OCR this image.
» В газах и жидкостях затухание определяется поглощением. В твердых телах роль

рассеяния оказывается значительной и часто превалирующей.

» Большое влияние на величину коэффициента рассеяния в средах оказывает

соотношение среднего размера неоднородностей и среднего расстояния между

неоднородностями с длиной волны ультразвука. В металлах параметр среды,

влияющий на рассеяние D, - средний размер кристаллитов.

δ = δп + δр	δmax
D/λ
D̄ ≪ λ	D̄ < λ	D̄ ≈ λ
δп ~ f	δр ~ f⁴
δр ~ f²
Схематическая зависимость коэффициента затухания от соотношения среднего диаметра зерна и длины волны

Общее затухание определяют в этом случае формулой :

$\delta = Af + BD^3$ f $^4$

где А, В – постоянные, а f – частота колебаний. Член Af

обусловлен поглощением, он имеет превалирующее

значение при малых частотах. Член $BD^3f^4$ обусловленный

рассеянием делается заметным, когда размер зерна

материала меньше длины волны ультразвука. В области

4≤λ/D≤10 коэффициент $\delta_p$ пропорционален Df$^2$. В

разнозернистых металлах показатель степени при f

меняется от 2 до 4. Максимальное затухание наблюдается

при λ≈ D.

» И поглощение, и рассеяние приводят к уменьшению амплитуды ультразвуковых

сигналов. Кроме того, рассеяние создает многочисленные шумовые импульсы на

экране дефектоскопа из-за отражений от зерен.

________________________

Your objective — Go through the material line by line. Show each line that contains the string "металлах".

Task response —
неоднородностями с длиной волны ультразвука. В металлах параметр среды,
разнозернистых металлах показатель степени при f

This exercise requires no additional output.